INSTRUCTIONS TO FOLLOW: Return the entries verbatim and drop every picture.

RECORDS FOR THIS EXERCISE:

────────────────────────────────────────

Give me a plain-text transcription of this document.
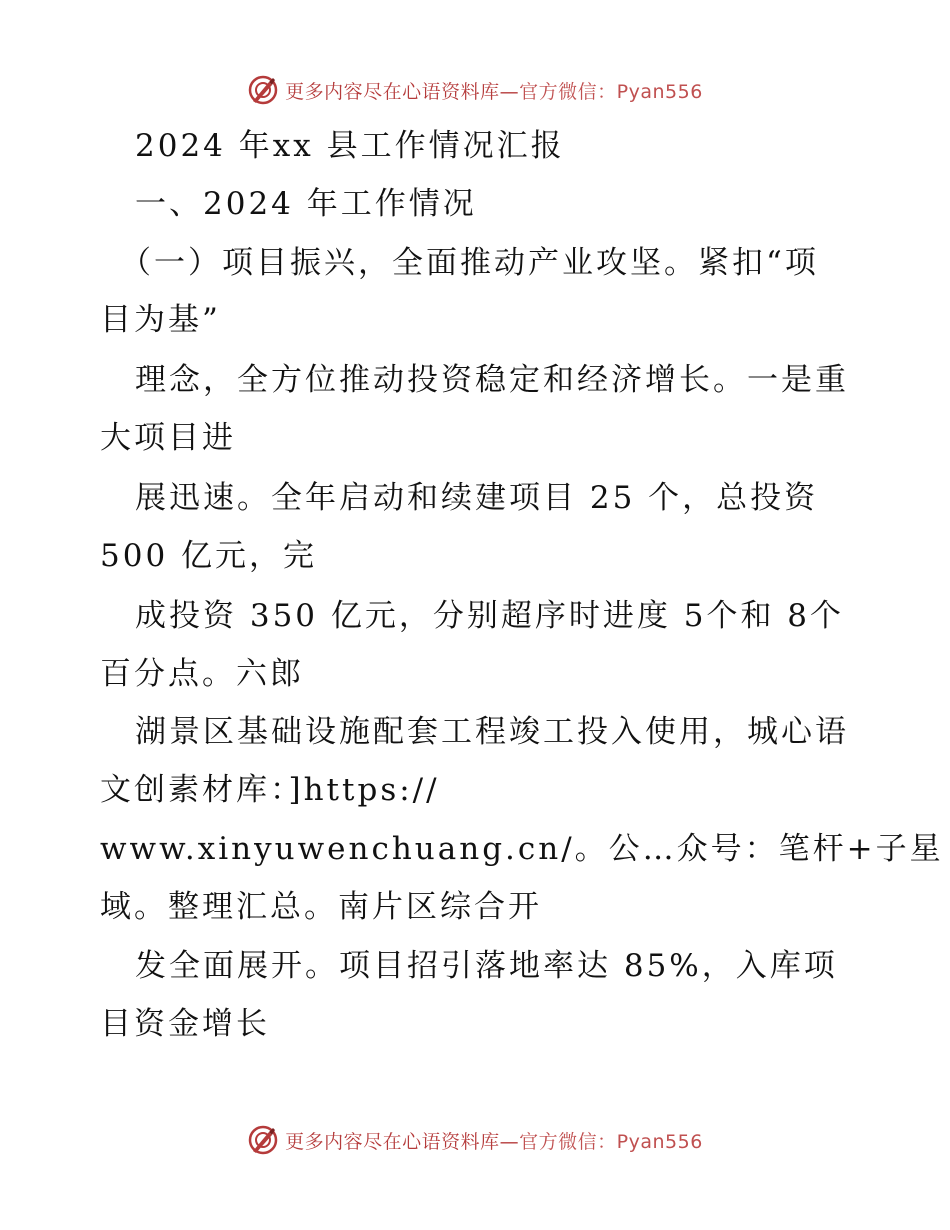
更多内容尽在心语资料库—官方微信：Pyan556
2024 年xx 县工作情况汇报
一、2024 年工作情况
（一）项目振兴，全面推动产业攻坚。紧扣“项
目为基”
理念，全方位推动投资稳定和经济增长。一是重
大项目进
展迅速。全年启动和续建项目 25 个，总投资
500 亿元，完
成投资 350 亿元，分别超序时进度 5个和 8个
百分点。六郎
湖景区基础设施配套工程竣工投入使用，城心语
文创素材库：]https://
www.xinyuwenchuang.cn/。公…众号：笔杆+子星
域。整理汇总。南片区综合开
发全面展开。项目招引落地率达 85%，入库项
目资金增长
更多内容尽在心语资料库—官方微信：Pyan556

────────────────────────────────────────

WRITTEN ANSWER:
Give me a plain-text transcription of this document.
更多内容尽在心语资料库—官方微信：Pyan556
2024 年xx 县工作情况汇报
一、2024 年工作情况
（一）项目振兴，全面推动产业攻坚。紧扣“项
目为基”
理念，全方位推动投资稳定和经济增长。一是重
大项目进
展迅速。全年启动和续建项目 25 个，总投资
500 亿元，完
成投资 350 亿元，分别超序时进度 5个和 8个
百分点。六郎
湖景区基础设施配套工程竣工投入使用，城心语
文创素材库：]https://
www.xinyuwenchuang.cn/。公…众号：笔杆+子星
域。整理汇总。南片区综合开
发全面展开。项目招引落地率达 85%，入库项
目资金增长
更多内容尽在心语资料库—官方微信：Pyan556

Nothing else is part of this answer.